Brief
Examine each line of the data. Copy those that contain the string "Questions".

[Dataset items]
* * * * * * * * *

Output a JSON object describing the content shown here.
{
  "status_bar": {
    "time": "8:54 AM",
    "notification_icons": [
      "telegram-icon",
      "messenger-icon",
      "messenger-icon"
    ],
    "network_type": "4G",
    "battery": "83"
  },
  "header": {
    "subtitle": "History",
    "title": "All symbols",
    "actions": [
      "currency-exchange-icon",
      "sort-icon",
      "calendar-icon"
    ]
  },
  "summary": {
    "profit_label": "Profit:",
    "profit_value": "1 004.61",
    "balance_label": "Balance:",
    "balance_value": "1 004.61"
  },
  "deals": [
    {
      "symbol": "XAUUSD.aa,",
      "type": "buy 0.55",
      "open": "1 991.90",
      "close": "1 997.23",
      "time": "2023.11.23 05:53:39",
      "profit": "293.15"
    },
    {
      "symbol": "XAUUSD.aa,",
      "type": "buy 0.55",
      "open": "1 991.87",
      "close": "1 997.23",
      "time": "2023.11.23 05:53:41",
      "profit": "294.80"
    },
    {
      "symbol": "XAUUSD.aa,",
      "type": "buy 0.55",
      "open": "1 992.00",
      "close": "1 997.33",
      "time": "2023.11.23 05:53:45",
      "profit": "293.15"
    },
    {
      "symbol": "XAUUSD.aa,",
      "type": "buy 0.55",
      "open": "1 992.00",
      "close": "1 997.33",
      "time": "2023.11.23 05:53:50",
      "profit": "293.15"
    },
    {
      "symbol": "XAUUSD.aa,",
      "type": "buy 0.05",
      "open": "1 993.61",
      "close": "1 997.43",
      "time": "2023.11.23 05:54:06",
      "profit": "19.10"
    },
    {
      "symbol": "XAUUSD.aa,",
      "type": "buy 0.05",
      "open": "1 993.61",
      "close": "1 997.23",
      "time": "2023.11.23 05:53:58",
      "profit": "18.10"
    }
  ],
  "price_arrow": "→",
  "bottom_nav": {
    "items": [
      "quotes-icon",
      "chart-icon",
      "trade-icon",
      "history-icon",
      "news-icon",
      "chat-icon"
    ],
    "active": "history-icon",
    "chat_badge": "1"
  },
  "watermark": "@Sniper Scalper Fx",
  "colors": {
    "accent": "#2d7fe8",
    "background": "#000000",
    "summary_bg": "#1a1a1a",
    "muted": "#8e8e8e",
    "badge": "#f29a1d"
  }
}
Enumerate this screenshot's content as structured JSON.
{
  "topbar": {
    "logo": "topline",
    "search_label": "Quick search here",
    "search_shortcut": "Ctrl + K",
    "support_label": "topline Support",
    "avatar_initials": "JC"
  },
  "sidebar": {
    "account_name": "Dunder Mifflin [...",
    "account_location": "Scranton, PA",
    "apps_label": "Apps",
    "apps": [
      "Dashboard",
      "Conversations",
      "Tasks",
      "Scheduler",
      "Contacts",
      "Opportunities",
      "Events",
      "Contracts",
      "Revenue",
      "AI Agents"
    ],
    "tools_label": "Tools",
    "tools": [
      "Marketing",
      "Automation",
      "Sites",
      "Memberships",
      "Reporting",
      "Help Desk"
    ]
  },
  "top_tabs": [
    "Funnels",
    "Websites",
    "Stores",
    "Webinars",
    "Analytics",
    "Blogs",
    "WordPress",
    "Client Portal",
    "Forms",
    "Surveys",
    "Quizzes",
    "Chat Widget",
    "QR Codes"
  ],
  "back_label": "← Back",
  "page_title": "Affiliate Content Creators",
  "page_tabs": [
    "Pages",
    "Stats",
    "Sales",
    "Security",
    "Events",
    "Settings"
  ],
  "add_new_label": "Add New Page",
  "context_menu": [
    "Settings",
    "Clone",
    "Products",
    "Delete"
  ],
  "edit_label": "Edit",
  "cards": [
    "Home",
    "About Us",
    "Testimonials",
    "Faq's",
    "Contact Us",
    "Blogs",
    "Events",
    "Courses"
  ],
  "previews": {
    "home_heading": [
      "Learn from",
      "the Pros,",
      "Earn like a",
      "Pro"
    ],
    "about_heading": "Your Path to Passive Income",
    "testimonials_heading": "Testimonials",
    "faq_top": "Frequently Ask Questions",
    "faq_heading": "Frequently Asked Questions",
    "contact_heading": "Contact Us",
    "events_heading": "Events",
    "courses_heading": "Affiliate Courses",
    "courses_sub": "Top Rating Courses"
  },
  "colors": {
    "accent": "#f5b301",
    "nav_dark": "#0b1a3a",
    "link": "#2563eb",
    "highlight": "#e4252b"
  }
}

* * * * * * * * *

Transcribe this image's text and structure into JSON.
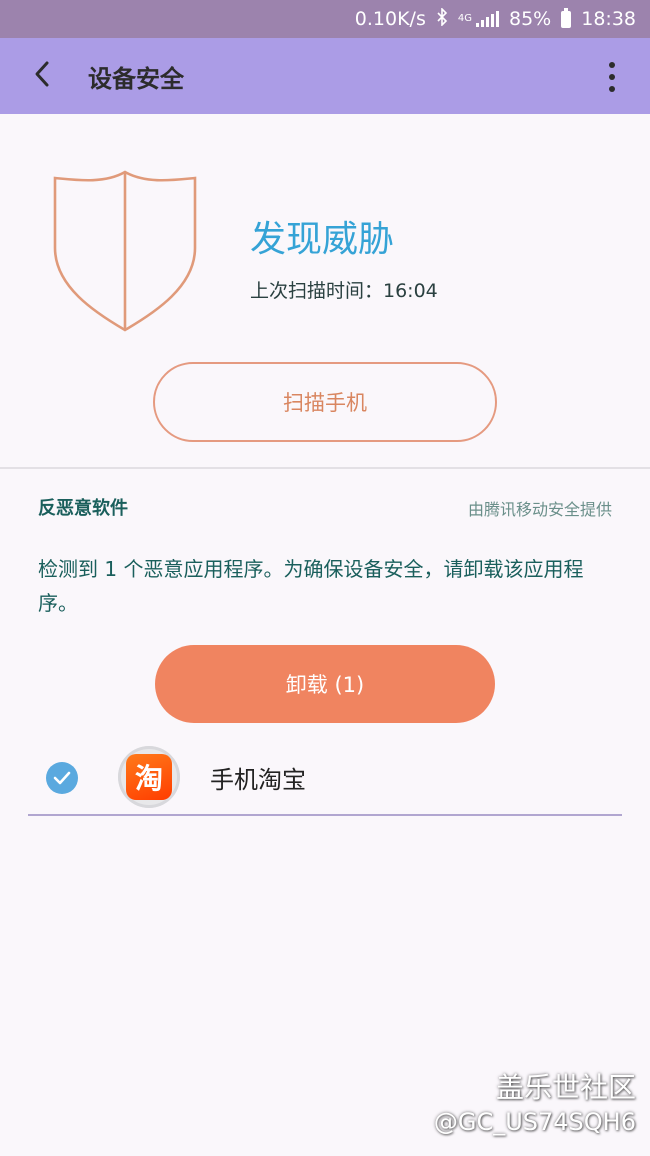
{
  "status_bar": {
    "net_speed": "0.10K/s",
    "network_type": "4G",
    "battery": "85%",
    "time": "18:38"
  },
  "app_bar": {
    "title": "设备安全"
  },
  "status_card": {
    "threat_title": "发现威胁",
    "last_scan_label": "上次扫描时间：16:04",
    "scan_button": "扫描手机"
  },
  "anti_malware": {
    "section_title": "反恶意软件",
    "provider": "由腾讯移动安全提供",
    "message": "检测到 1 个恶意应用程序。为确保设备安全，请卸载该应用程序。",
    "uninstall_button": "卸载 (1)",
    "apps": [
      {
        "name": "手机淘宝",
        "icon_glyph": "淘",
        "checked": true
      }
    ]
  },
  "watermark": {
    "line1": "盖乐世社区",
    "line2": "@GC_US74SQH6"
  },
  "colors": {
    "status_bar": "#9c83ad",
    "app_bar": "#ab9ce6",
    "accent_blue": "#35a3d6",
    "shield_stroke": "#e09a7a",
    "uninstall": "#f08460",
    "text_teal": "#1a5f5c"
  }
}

* * * * * * * * *

Correct output
    "faq_top": "Frequently Ask Questions",
    "faq_heading": "Frequently Asked Questions",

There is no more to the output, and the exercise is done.